Start of Data to use

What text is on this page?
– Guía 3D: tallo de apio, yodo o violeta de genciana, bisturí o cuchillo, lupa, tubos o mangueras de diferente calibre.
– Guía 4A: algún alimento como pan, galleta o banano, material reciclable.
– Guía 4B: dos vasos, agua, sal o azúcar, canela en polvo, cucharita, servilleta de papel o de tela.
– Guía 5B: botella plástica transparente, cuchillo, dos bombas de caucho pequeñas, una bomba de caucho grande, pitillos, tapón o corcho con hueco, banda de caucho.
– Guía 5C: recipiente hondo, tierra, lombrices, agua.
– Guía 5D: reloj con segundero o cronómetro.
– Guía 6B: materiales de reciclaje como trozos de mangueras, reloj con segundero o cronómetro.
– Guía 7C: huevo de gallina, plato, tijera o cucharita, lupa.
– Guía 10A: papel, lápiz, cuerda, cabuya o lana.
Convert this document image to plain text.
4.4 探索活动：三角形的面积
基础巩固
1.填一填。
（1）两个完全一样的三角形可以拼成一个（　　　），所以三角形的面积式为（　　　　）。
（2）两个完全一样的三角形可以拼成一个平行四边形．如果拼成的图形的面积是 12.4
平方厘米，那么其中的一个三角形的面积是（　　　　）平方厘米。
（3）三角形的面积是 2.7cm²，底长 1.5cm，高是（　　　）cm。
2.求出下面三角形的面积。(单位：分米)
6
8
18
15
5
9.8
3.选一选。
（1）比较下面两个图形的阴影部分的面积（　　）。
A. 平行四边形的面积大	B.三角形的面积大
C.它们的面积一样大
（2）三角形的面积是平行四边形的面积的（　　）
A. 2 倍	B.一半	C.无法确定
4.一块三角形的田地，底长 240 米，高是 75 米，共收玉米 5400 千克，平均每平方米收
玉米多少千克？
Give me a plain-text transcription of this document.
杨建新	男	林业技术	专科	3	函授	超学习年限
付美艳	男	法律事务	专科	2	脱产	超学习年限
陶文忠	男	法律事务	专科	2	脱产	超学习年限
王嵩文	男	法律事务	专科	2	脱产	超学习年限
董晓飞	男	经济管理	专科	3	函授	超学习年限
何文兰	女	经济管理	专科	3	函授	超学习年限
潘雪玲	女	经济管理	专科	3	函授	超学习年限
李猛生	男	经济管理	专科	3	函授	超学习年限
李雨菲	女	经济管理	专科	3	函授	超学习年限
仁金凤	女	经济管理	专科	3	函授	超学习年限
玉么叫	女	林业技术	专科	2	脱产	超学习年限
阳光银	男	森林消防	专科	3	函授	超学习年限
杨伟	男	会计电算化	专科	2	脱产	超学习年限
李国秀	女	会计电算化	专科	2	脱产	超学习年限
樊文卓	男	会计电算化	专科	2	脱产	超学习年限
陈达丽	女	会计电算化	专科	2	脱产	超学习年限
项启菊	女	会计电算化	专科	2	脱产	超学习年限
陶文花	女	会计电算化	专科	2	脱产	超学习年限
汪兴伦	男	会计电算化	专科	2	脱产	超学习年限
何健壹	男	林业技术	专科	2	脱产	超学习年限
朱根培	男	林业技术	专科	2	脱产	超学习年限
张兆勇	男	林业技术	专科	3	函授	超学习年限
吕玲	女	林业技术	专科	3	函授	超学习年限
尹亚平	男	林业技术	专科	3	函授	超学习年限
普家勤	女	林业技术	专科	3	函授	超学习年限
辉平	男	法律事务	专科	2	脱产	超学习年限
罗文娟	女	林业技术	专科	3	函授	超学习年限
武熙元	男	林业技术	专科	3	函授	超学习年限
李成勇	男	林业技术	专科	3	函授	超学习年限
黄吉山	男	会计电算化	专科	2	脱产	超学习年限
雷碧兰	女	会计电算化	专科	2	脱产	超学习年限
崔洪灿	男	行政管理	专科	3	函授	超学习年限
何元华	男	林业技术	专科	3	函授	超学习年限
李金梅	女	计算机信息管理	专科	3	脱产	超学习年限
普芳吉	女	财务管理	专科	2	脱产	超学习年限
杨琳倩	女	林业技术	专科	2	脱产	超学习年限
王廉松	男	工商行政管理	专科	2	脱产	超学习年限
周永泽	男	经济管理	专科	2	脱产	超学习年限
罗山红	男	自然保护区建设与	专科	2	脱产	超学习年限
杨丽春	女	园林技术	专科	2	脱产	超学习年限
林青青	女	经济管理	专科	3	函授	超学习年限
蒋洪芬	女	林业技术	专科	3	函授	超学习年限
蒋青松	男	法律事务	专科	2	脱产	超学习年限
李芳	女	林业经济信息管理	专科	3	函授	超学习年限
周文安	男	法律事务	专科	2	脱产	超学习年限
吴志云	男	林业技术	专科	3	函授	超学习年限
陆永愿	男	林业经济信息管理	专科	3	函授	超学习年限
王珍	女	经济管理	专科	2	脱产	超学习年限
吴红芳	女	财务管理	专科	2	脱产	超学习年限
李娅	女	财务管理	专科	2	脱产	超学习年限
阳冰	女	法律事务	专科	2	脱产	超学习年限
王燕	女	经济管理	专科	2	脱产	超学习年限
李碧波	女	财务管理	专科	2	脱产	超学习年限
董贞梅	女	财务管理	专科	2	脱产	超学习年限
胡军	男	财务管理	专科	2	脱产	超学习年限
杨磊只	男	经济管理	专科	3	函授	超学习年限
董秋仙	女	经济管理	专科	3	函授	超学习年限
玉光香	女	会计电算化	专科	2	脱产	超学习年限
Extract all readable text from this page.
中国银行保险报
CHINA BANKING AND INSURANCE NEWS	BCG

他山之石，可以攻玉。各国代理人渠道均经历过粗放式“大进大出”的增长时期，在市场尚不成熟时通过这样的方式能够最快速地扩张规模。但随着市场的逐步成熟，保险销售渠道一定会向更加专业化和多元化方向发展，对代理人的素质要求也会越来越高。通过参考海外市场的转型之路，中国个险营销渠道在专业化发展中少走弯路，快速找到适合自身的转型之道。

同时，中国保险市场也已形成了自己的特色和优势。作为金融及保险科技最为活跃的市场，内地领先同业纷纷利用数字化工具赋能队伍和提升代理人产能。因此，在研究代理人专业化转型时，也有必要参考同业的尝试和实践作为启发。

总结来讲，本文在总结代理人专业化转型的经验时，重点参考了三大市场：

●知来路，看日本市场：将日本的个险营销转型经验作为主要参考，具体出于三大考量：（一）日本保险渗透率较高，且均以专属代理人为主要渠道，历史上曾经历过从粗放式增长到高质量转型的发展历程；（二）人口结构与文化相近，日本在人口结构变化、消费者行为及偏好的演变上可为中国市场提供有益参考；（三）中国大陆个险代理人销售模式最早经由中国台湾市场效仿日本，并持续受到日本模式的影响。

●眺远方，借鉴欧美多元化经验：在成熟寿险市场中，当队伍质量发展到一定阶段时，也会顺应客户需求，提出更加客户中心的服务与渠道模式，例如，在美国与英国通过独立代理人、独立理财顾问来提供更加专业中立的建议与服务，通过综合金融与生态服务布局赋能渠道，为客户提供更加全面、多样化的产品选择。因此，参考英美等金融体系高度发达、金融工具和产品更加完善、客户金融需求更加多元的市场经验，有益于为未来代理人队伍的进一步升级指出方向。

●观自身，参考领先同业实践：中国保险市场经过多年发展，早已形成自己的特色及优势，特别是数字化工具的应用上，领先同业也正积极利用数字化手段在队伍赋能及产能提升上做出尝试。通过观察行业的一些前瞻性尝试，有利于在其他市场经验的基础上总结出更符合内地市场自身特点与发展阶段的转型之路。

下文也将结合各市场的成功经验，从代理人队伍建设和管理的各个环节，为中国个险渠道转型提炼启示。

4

End of Data to use

■ Aim of the exercise
Identify the lines in the records above that contain the word "this", then state how many there are and nothing more.

■ Output
4